** start Data section **

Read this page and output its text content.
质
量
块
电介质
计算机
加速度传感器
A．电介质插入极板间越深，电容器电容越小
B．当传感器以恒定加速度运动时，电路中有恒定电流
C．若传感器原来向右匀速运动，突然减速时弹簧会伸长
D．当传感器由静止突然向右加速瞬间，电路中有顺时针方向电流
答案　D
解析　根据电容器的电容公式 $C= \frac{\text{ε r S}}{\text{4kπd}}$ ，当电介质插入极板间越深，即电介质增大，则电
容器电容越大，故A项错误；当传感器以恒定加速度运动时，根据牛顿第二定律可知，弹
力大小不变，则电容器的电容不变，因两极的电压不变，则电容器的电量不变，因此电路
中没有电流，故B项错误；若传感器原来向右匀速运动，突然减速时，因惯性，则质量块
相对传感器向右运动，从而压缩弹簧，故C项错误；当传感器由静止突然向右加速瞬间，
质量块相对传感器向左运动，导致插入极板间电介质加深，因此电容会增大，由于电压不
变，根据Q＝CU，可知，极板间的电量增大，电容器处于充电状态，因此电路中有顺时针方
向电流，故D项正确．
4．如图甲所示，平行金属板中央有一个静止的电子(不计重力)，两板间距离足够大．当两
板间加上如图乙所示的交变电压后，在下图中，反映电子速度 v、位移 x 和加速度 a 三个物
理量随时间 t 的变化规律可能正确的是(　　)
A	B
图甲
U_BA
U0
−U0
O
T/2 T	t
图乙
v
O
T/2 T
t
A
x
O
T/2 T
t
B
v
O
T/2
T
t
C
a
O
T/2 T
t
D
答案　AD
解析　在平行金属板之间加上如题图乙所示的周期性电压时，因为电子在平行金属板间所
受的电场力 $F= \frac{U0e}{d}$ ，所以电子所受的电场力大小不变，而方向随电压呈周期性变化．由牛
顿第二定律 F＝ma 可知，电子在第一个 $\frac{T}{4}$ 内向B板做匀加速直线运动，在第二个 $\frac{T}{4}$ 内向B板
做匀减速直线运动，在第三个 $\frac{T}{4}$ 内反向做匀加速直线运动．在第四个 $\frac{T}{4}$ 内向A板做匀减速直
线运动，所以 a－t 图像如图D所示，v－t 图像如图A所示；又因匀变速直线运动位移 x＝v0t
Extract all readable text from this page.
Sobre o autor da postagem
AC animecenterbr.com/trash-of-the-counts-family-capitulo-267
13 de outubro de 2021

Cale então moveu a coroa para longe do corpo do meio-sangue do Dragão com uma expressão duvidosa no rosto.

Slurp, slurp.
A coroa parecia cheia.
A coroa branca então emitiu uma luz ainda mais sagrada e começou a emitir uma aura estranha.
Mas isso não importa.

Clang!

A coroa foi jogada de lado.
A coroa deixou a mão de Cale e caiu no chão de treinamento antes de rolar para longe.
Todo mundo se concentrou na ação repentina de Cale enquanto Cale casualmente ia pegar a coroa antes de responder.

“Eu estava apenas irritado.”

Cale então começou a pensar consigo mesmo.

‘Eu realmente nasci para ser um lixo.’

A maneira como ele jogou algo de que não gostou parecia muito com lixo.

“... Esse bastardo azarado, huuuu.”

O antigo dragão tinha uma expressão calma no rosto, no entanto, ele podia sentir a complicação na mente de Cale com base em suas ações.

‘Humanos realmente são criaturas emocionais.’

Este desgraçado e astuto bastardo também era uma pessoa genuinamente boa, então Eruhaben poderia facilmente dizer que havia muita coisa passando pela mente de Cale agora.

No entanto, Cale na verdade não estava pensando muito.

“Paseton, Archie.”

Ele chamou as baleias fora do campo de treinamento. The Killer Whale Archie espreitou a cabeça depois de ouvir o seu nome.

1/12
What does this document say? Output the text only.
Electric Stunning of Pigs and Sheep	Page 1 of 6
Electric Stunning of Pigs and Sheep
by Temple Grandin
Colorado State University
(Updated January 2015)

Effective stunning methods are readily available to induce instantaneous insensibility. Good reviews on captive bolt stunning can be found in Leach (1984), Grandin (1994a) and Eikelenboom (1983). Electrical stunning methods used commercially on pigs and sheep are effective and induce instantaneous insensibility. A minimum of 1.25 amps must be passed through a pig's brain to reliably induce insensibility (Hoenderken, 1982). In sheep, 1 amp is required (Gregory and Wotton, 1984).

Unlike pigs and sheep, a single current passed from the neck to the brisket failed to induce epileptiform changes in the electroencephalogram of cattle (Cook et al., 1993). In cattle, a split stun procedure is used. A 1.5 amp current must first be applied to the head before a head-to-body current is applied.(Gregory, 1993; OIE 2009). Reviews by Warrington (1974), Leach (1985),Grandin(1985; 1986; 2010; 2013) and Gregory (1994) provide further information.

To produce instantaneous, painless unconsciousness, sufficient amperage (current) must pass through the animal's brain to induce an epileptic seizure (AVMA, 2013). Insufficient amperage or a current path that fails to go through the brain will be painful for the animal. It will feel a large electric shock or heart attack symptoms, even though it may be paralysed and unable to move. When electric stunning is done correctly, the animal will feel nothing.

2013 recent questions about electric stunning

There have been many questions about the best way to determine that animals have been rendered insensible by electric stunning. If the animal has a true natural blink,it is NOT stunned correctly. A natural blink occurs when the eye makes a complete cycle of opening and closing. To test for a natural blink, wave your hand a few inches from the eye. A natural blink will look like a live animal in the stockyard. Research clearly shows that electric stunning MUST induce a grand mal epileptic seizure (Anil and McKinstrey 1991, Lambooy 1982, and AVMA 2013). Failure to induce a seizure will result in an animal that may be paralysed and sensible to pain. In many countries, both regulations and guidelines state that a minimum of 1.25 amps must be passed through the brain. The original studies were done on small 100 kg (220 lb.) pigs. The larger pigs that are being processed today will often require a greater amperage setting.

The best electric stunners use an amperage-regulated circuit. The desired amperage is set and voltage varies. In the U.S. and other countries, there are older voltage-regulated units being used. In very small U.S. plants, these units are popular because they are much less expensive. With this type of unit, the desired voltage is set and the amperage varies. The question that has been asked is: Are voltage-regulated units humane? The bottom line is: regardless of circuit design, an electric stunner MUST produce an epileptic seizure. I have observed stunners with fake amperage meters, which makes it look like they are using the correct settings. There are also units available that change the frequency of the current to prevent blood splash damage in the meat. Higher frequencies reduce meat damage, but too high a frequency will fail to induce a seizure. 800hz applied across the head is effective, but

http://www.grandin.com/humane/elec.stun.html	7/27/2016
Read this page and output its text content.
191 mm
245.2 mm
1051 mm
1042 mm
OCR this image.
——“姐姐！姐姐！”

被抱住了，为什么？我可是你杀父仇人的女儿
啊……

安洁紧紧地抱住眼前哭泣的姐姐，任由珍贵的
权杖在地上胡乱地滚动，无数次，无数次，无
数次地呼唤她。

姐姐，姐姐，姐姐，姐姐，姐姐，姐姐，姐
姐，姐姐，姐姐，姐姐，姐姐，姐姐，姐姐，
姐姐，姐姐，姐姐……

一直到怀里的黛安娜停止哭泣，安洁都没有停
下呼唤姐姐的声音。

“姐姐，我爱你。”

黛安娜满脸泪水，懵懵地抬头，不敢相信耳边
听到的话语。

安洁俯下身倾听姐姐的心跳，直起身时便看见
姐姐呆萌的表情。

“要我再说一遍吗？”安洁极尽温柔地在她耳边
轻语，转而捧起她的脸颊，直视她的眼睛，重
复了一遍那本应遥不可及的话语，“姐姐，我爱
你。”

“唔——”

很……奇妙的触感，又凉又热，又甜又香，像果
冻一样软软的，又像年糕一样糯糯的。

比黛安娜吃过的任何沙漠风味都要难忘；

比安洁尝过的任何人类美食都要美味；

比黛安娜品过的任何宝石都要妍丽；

** end Data section **

## Task to complete
Find how many lines in the records contain the string "rosto", then give the number alone.

## Task answer
2